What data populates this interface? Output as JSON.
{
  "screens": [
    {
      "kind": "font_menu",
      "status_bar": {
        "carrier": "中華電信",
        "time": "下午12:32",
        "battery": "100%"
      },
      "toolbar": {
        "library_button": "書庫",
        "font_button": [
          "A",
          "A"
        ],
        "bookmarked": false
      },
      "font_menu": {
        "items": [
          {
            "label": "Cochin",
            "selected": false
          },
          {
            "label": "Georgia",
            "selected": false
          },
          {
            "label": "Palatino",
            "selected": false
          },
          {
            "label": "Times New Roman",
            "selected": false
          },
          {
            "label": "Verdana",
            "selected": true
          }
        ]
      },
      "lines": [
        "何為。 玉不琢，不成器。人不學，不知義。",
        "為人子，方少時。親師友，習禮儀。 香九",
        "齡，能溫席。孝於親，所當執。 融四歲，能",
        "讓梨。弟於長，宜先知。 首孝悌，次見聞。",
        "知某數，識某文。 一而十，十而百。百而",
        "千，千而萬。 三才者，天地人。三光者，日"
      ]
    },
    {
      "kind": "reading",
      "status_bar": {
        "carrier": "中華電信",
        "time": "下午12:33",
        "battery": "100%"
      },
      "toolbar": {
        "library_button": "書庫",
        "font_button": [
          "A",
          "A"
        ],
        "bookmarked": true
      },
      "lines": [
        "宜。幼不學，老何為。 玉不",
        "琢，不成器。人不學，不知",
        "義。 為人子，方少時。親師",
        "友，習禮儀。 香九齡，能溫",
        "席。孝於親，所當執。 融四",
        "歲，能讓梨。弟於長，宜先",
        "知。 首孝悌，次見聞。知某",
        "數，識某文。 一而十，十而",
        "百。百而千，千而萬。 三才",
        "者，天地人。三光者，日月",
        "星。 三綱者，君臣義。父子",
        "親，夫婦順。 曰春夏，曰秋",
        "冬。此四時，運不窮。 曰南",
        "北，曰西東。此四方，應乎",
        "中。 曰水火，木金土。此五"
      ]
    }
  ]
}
:::::
◆ DIRECTIONS FOR THIS TASK
Write the material out exactly, with nothing left out.

◆ TASK ANSWER
What data populates this interface? Output as JSON.
{
  "screens": [
    {
      "kind": "font_menu",
      "status_bar": {
        "carrier": "中華電信",
        "time": "下午12:32",
        "battery": "100%"
      },
      "toolbar": {
        "library_button": "書庫",
        "font_button": [
          "A",
          "A"
        ],
        "bookmarked": false
      },
      "font_menu": {
        "items": [
          {
            "label": "Cochin",
            "selected": false
          },
          {
            "label": "Georgia",
            "selected": false
          },
          {
            "label": "Palatino",
            "selected": false
          },
          {
            "label": "Times New Roman",
            "selected": false
          },
          {
            "label": "Verdana",
            "selected": true
          }
        ]
      },
      "lines": [
        "何為。 玉不琢，不成器。人不學，不知義。",
        "為人子，方少時。親師友，習禮儀。 香九",
        "齡，能溫席。孝於親，所當執。 融四歲，能",
        "讓梨。弟於長，宜先知。 首孝悌，次見聞。",
        "知某數，識某文。 一而十，十而百。百而",
        "千，千而萬。 三才者，天地人。三光者，日"
      ]
    },
    {
      "kind": "reading",
      "status_bar": {
        "carrier": "中華電信",
        "time": "下午12:33",
        "battery": "100%"
      },
      "toolbar": {
        "library_button": "書庫",
        "font_button": [
          "A",
          "A"
        ],
        "bookmarked": true
      },
      "lines": [
        "宜。幼不學，老何為。 玉不",
        "琢，不成器。人不學，不知",
        "義。 為人子，方少時。親師",
        "友，習禮儀。 香九齡，能溫",
        "席。孝於親，所當執。 融四",
        "歲，能讓梨。弟於長，宜先",
        "知。 首孝悌，次見聞。知某",
        "數，識某文。 一而十，十而",
        "百。百而千，千而萬。 三才",
        "者，天地人。三光者，日月",
        "星。 三綱者，君臣義。父子",
        "親，夫婦順。 曰春夏，曰秋",
        "冬。此四時，運不窮。 曰南",
        "北，曰西東。此四方，應乎",
        "中。 曰水火，木金土。此五"
      ]
    }
  ]
}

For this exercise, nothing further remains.